• _SUPPLIED ENTRIES_:
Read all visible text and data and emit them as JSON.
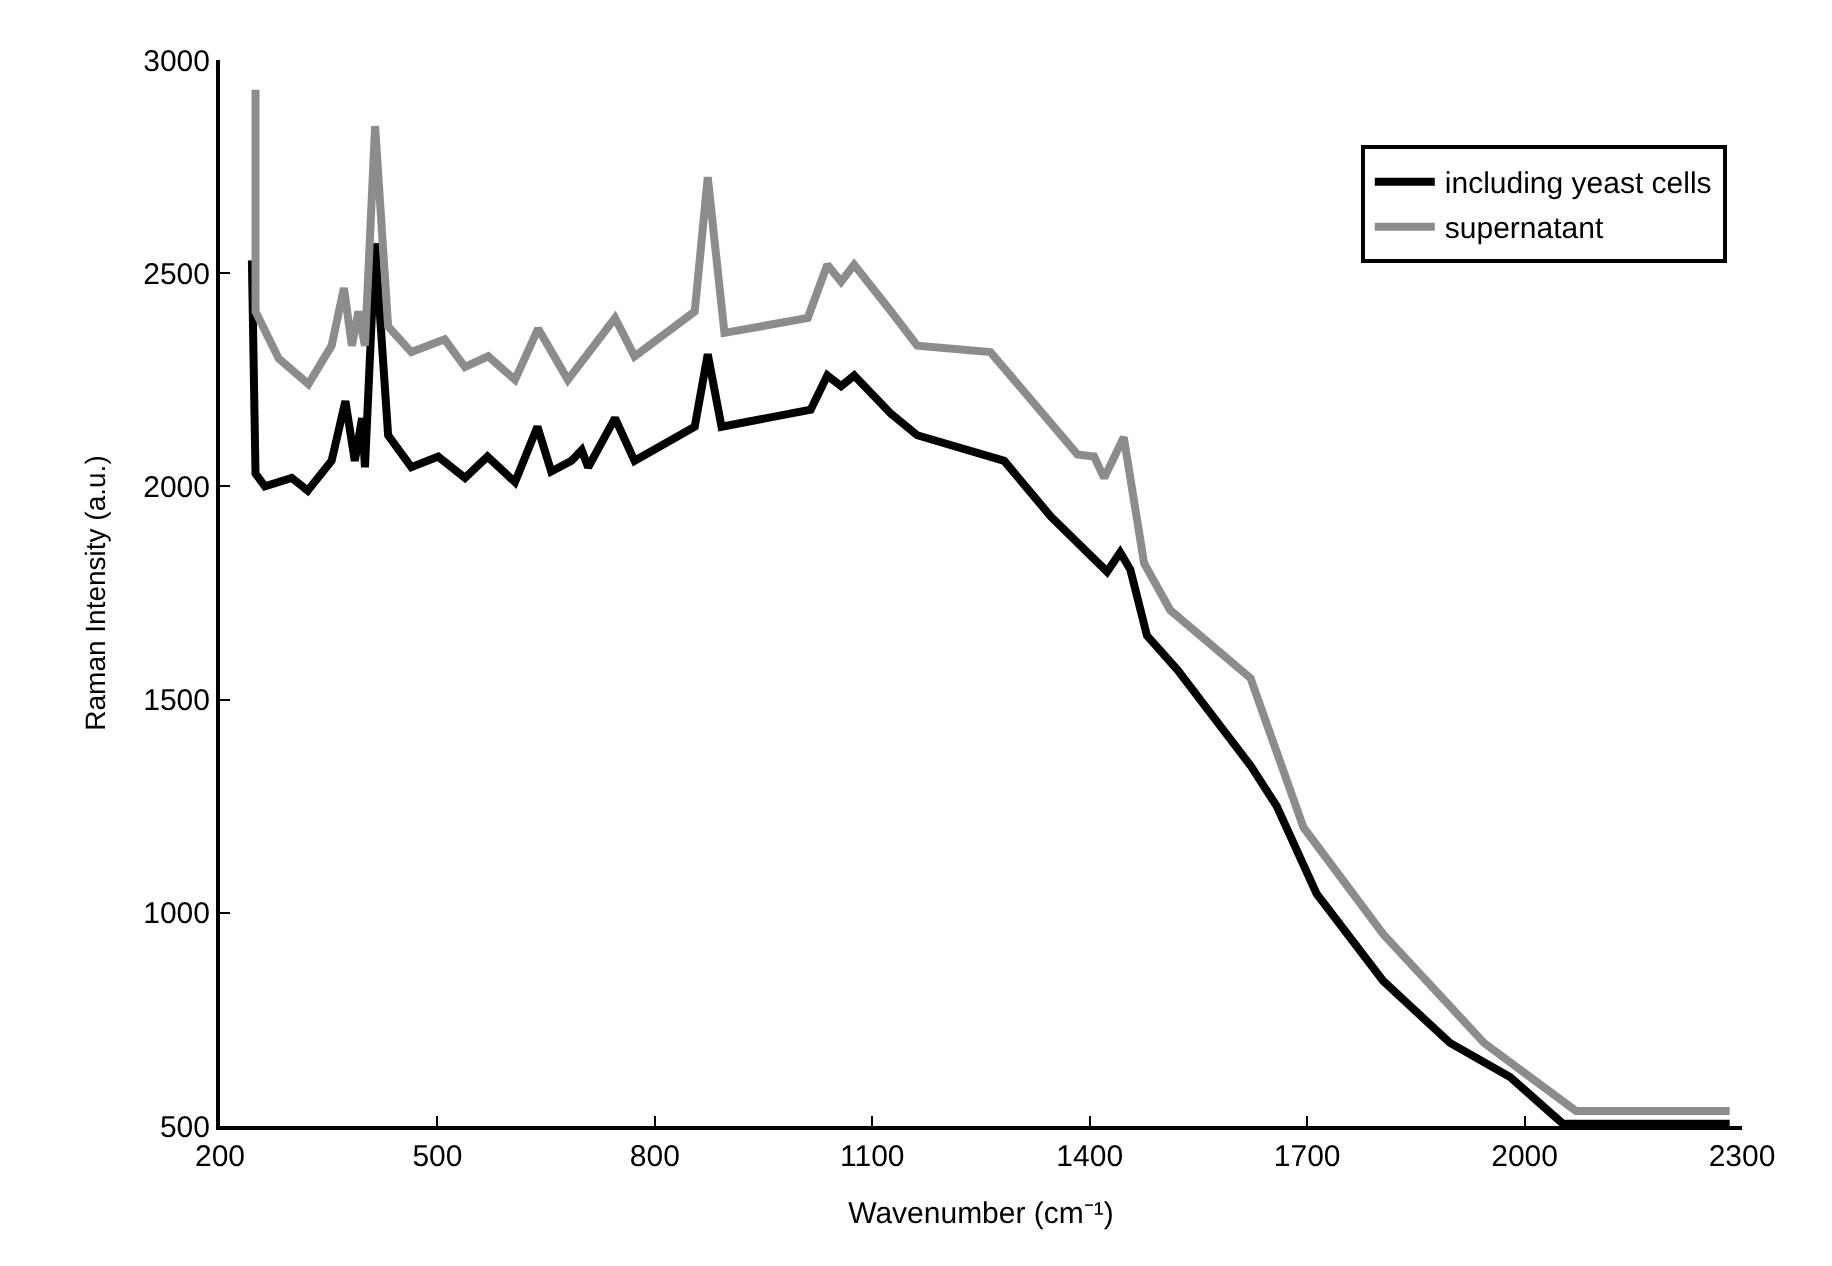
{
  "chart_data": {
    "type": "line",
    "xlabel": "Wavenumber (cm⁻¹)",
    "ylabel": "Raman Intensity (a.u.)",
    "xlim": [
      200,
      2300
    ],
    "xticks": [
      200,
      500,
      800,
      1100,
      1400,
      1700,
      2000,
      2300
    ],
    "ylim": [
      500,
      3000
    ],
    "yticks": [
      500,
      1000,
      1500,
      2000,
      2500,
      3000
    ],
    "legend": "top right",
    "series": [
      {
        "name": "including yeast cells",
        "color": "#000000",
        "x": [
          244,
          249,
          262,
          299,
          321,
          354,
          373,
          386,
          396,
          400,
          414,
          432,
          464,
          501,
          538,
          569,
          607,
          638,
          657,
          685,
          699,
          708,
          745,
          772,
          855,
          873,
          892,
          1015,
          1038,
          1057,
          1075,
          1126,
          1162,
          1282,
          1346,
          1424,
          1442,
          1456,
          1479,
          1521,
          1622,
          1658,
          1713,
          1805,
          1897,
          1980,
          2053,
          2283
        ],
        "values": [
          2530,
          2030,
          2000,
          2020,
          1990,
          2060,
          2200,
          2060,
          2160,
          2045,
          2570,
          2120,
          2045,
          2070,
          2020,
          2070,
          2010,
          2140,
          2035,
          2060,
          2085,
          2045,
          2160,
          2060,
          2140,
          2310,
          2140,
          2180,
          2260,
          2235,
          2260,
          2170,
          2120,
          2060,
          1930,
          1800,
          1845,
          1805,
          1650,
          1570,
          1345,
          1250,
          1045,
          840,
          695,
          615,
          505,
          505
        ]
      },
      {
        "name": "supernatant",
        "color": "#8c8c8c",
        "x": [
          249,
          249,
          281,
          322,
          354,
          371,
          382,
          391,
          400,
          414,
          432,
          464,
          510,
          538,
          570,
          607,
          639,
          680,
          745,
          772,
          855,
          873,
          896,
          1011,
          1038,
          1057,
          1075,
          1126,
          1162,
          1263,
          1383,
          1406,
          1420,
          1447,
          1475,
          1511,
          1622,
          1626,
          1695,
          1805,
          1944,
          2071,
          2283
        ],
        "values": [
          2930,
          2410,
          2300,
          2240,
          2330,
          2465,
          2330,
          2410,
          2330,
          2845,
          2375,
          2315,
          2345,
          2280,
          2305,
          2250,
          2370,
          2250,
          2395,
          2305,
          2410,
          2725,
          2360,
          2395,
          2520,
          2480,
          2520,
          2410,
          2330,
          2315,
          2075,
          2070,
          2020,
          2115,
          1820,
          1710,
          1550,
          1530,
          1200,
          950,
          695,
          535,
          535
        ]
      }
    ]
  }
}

• _THE TASK_:
Whenever "name" occurs in a line of the entries, copy that line.

• _WRITTEN REPLY_:
        "name": "including yeast cells",
        "name": "supernatant",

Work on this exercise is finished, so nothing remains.